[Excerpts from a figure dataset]
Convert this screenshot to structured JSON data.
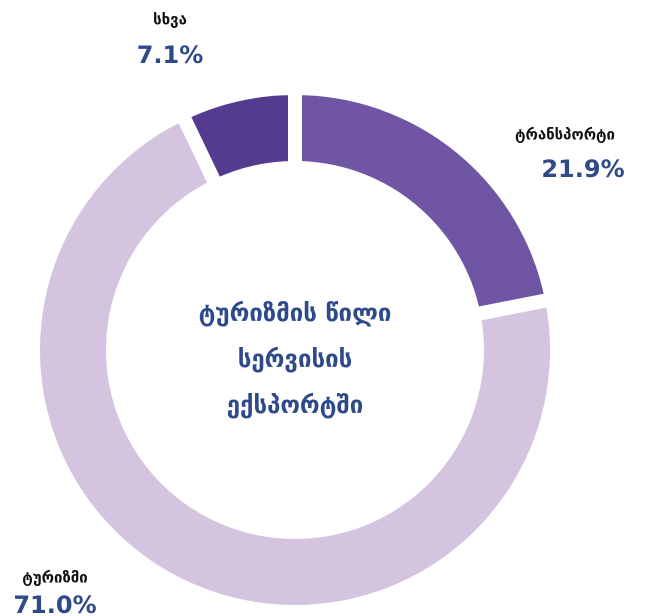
{
  "chart_data": {
    "type": "donut",
    "title": "ტურიზმის წილი სერვისის ექსპორტში",
    "categories": [
      "ტრანსპორტი",
      "ტურიზმი",
      "სხვა"
    ],
    "values": [
      21.9,
      71.0,
      7.1
    ],
    "value_labels": [
      "21.9%",
      "71.0%",
      "7.1%"
    ],
    "colors": [
      "#6f55a3",
      "#d4c4e0",
      "#553b8f"
    ]
  }
}
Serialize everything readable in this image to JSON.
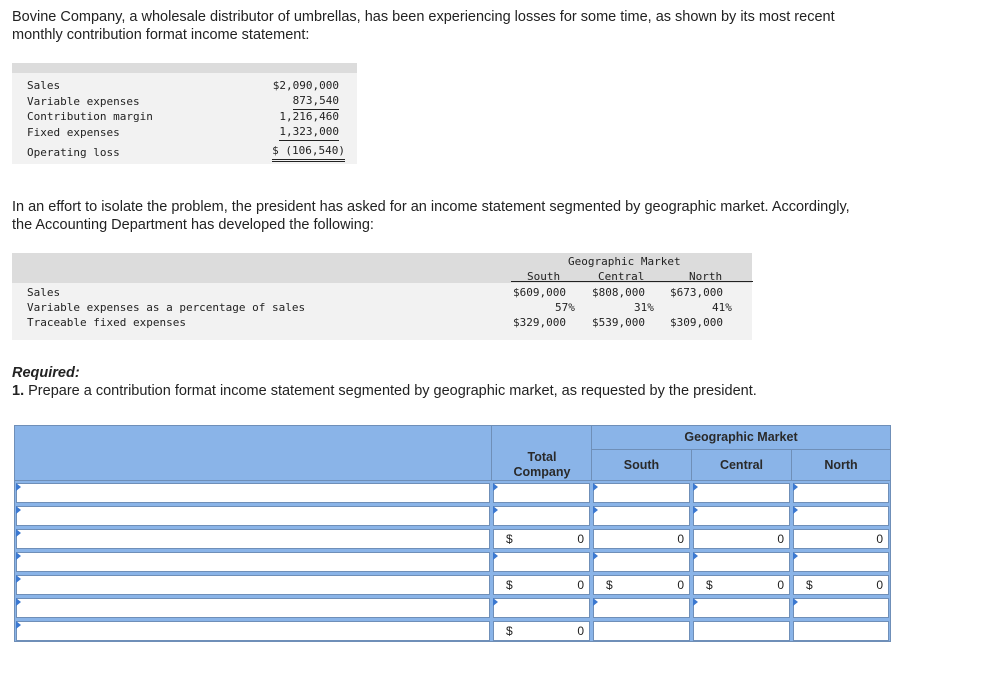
{
  "intro": {
    "line1": "Bovine Company, a wholesale distributor of umbrellas, has been experiencing losses for some time, as shown by its most recent",
    "line2": "monthly contribution format income statement:"
  },
  "income_statement": [
    {
      "label": "Sales",
      "value": "$2,090,000"
    },
    {
      "label": "Variable expenses",
      "value": "873,540"
    },
    {
      "label": "Contribution margin",
      "value": "1,216,460"
    },
    {
      "label": "Fixed expenses",
      "value": "1,323,000"
    },
    {
      "label": "Operating loss",
      "value": "$ (106,540)"
    }
  ],
  "effort": {
    "line1": "In an effort to isolate the problem, the president has asked for an income statement segmented by geographic market. Accordingly,",
    "line2": "the Accounting Department has developed the following:"
  },
  "segment_table": {
    "group_title": "Geographic Market",
    "columns": [
      "South",
      "Central",
      "North"
    ],
    "rows": [
      {
        "label": "Sales",
        "values": [
          "$609,000",
          "$808,000",
          "$673,000"
        ]
      },
      {
        "label": "Variable expenses as a percentage of sales",
        "values": [
          "57%",
          "31%",
          "41%"
        ]
      },
      {
        "label": "Traceable fixed expenses",
        "values": [
          "$329,000",
          "$539,000",
          "$309,000"
        ]
      }
    ]
  },
  "required": {
    "heading": "Required:",
    "number": "1.",
    "text": "Prepare a contribution format income statement segmented by geographic market, as requested by the president."
  },
  "answer_grid": {
    "group_header": "Geographic Market",
    "headers": [
      "Total Company",
      "South",
      "Central",
      "North"
    ],
    "rows": [
      {
        "dollar": [
          "",
          "",
          "",
          ""
        ],
        "values": [
          "",
          "",
          "",
          ""
        ]
      },
      {
        "dollar": [
          "",
          "",
          "",
          ""
        ],
        "values": [
          "",
          "",
          "",
          ""
        ]
      },
      {
        "dollar": [
          "$",
          "",
          "",
          ""
        ],
        "values": [
          "0",
          "0",
          "0",
          "0"
        ]
      },
      {
        "dollar": [
          "",
          "",
          "",
          ""
        ],
        "values": [
          "",
          "",
          "",
          ""
        ]
      },
      {
        "dollar": [
          "$",
          "$",
          "$",
          "$"
        ],
        "values": [
          "0",
          "0",
          "0",
          "0"
        ]
      },
      {
        "dollar": [
          "",
          "",
          "",
          ""
        ],
        "values": [
          "",
          "",
          "",
          ""
        ]
      },
      {
        "dollar": [
          "$",
          "",
          "",
          ""
        ],
        "values": [
          "0",
          "",
          "",
          ""
        ]
      }
    ]
  }
}
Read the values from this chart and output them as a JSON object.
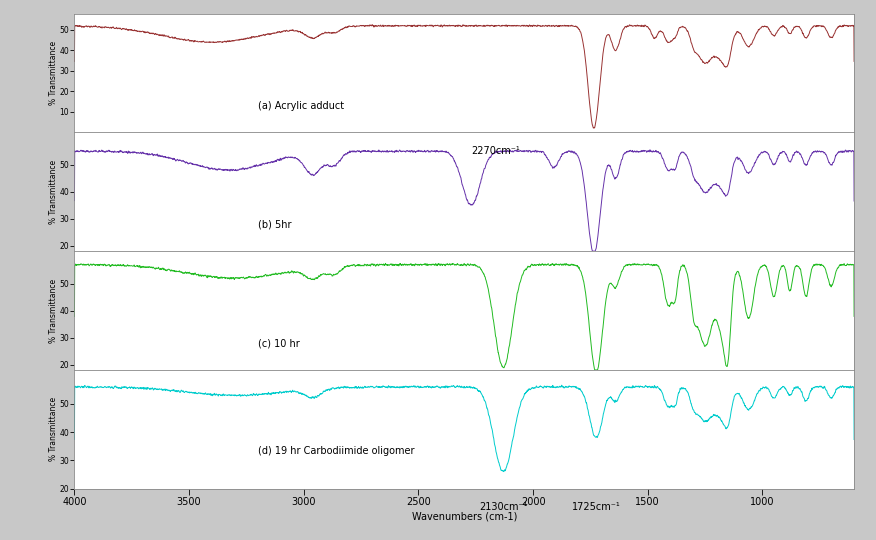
{
  "xlabel": "Wavenumbers (cm-1)",
  "ylabel": "% Transmittance",
  "xlim_left": 4000,
  "xlim_right": 600,
  "background_color": "#c8c8c8",
  "panel_bg": "#ffffff",
  "colors": [
    "#993333",
    "#6633AA",
    "#22BB22",
    "#00CCCC"
  ],
  "labels": [
    "(a) Acrylic adduct",
    "(b) 5hr",
    "(c) 10 hr",
    "(d) 19 hr Carbodiimide oligomer"
  ],
  "annotation_2270": "2270cm⁻¹",
  "annotation_2130": "2130cm⁻¹",
  "annotation_1725": "1725cm⁻¹",
  "xticks": [
    4000,
    3500,
    3000,
    2500,
    2000,
    1500,
    1000
  ],
  "tick_labels": [
    "4000",
    "3500",
    "3000",
    "2500",
    "2000",
    "1500",
    "1000"
  ],
  "yticks_a": [
    10,
    20,
    30,
    40,
    50
  ],
  "yticks_bcd": [
    20,
    30,
    40,
    50
  ],
  "ylim_a": [
    0,
    58
  ],
  "ylim_b": [
    18,
    62
  ],
  "ylim_c": [
    18,
    62
  ],
  "ylim_d": [
    25,
    62
  ]
}
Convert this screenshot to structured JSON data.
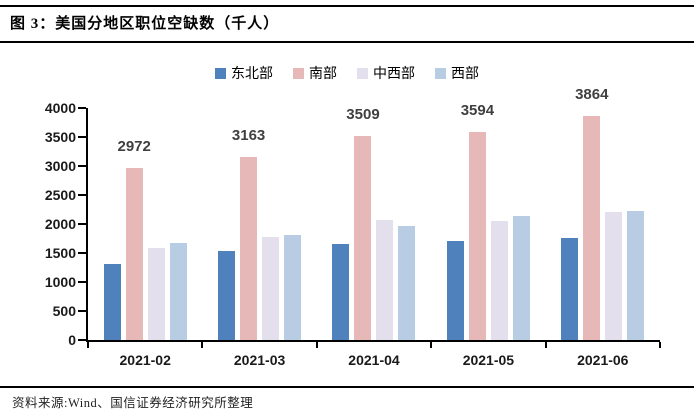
{
  "header": {
    "title": "图 3：美国分地区职位空缺数（千人）"
  },
  "footer": {
    "source": "资料来源:Wind、国信证券经济研究所整理"
  },
  "colors": {
    "northeast": "#4F81BD",
    "south": "#E6B9B8",
    "midwest": "#E4DFEC",
    "west": "#B8CCE4",
    "axis": "#000000",
    "value_label": "#3f3f3f"
  },
  "chart_data": {
    "type": "bar",
    "title": "美国分地区职位空缺数（千人）",
    "categories": [
      "2021-02",
      "2021-03",
      "2021-04",
      "2021-05",
      "2021-06"
    ],
    "series": [
      {
        "name": "东北部",
        "color": "#4F81BD",
        "values": [
          1310,
          1540,
          1650,
          1700,
          1760
        ],
        "data_labels": false
      },
      {
        "name": "南部",
        "color": "#E6B9B8",
        "values": [
          2972,
          3163,
          3509,
          3594,
          3864
        ],
        "data_labels": true
      },
      {
        "name": "中西部",
        "color": "#E4DFEC",
        "values": [
          1590,
          1780,
          2070,
          2060,
          2200
        ],
        "data_labels": false
      },
      {
        "name": "西部",
        "color": "#B8CCE4",
        "values": [
          1670,
          1810,
          1960,
          2130,
          2230
        ],
        "data_labels": false
      }
    ],
    "xlabel": "",
    "ylabel": "",
    "ylim": [
      0,
      4000
    ],
    "ytick_step": 500,
    "yticks": [
      0,
      500,
      1000,
      1500,
      2000,
      2500,
      3000,
      3500,
      4000
    ],
    "grid": false,
    "legend_position": "top"
  }
}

**TASK PROMPT**
Reproduce every entry word for word, but omit the pictures.

**RIGHT ANSWER**
Convert this screenshot to structured JSON data.
{
  "chart_data": {
    "type": "donut",
    "title": "ტურიზმის წილი სერვისის ექსპორტში",
    "categories": [
      "ტრანსპორტი",
      "ტურიზმი",
      "სხვა"
    ],
    "values": [
      21.9,
      71.0,
      7.1
    ],
    "value_labels": [
      "21.9%",
      "71.0%",
      "7.1%"
    ],
    "colors": [
      "#6f55a3",
      "#d4c4e0",
      "#553b8f"
    ]
  }
}
Serialize everything readable in this image to JSON.
{
  "intro": {
    "line1": "Bovine Company, a wholesale distributor of umbrellas, has been experiencing losses for some time, as shown by its most recent",
    "line2": "monthly contribution format income statement:"
  },
  "income_statement": [
    {
      "label": "Sales",
      "value": "$2,090,000"
    },
    {
      "label": "Variable expenses",
      "value": "873,540"
    },
    {
      "label": "Contribution margin",
      "value": "1,216,460"
    },
    {
      "label": "Fixed expenses",
      "value": "1,323,000"
    },
    {
      "label": "Operating loss",
      "value": "$ (106,540)"
    }
  ],
  "effort": {
    "line1": "In an effort to isolate the problem, the president has asked for an income statement segmented by geographic market. Accordingly,",
    "line2": "the Accounting Department has developed the following:"
  },
  "segment_table": {
    "group_title": "Geographic Market",
    "columns": [
      "South",
      "Central",
      "North"
    ],
    "rows": [
      {
        "label": "Sales",
        "values": [
          "$609,000",
          "$808,000",
          "$673,000"
        ]
      },
      {
        "label": "Variable expenses as a percentage of sales",
        "values": [
          "57%",
          "31%",
          "41%"
        ]
      },
      {
        "label": "Traceable fixed expenses",
        "values": [
          "$329,000",
          "$539,000",
          "$309,000"
        ]
      }
    ]
  },
  "required": {
    "heading": "Required:",
    "number": "1.",
    "text": "Prepare a contribution format income statement segmented by geographic market, as requested by the president."
  },
  "answer_grid": {
    "group_header": "Geographic Market",
    "headers": [
      "Total Company",
      "South",
      "Central",
      "North"
    ],
    "rows": [
      {
        "dollar": [
          "",
          "",
          "",
          ""
        ],
        "values": [
          "",
          "",
          "",
          ""
        ]
      },
      {
        "dollar": [
          "",
          "",
          "",
          ""
        ],
        "values": [
          "",
          "",
          "",
          ""
        ]
      },
      {
        "dollar": [
          "$",
          "",
          "",
          ""
        ],
        "values": [
          "0",
          "0",
          "0",
          "0"
        ]
      },
      {
        "dollar": [
          "",
          "",
          "",
          ""
        ],
        "values": [
          "",
          "",
          "",
          ""
        ]
      },
      {
        "dollar": [
          "$",
          "$",
          "$",
          "$"
        ],
        "values": [
          "0",
          "0",
          "0",
          "0"
        ]
      },
      {
        "dollar": [
          "",
          "",
          "",
          ""
        ],
        "values": [
          "",
          "",
          "",
          ""
        ]
      },
      {
        "dollar": [
          "$",
          "",
          "",
          ""
        ],
        "values": [
          "0",
          "",
          "",
          ""
        ]
      }
    ]
  }
}
Read the values from this chart and output them as a JSON object.
{
  "xlabel": "Wavenumbers (cm-1)",
  "ylabel": "% Transmittance",
  "xlim_left": 4000,
  "xlim_right": 600,
  "background_color": "#c8c8c8",
  "panel_bg": "#ffffff",
  "colors": [
    "#993333",
    "#6633AA",
    "#22BB22",
    "#00CCCC"
  ],
  "labels": [
    "(a) Acrylic adduct",
    "(b) 5hr",
    "(c) 10 hr",
    "(d) 19 hr Carbodiimide oligomer"
  ],
  "annotation_2270": "2270cm⁻¹",
  "annotation_2130": "2130cm⁻¹",
  "annotation_1725": "1725cm⁻¹",
  "xticks": [
    4000,
    3500,
    3000,
    2500,
    2000,
    1500,
    1000
  ],
  "tick_labels": [
    "4000",
    "3500",
    "3000",
    "2500",
    "2000",
    "1500",
    "1000"
  ],
  "yticks_a": [
    10,
    20,
    30,
    40,
    50
  ],
  "yticks_bcd": [
    20,
    30,
    40,
    50
  ],
  "ylim_a": [
    0,
    58
  ],
  "ylim_b": [
    18,
    62
  ],
  "ylim_c": [
    18,
    62
  ],
  "ylim_d": [
    25,
    62
  ]
}
Convert this screenshot to structured JSON data.
{
  "header": {
    "title": "图 3：美国分地区职位空缺数（千人）"
  },
  "footer": {
    "source": "资料来源:Wind、国信证券经济研究所整理"
  },
  "colors": {
    "northeast": "#4F81BD",
    "south": "#E6B9B8",
    "midwest": "#E4DFEC",
    "west": "#B8CCE4",
    "axis": "#000000",
    "value_label": "#3f3f3f"
  },
  "chart_data": {
    "type": "bar",
    "title": "美国分地区职位空缺数（千人）",
    "categories": [
      "2021-02",
      "2021-03",
      "2021-04",
      "2021-05",
      "2021-06"
    ],
    "series": [
      {
        "name": "东北部",
        "color": "#4F81BD",
        "values": [
          1310,
          1540,
          1650,
          1700,
          1760
        ],
        "data_labels": false
      },
      {
        "name": "南部",
        "color": "#E6B9B8",
        "values": [
          2972,
          3163,
          3509,
          3594,
          3864
        ],
        "data_labels": true
      },
      {
        "name": "中西部",
        "color": "#E4DFEC",
        "values": [
          1590,
          1780,
          2070,
          2060,
          2200
        ],
        "data_labels": false
      },
      {
        "name": "西部",
        "color": "#B8CCE4",
        "values": [
          1670,
          1810,
          1960,
          2130,
          2230
        ],
        "data_labels": false
      }
    ],
    "xlabel": "",
    "ylabel": "",
    "ylim": [
      0,
      4000
    ],
    "ytick_step": 500,
    "yticks": [
      0,
      500,
      1000,
      1500,
      2000,
      2500,
      3000,
      3500,
      4000
    ],
    "grid": false,
    "legend_position": "top"
  }
}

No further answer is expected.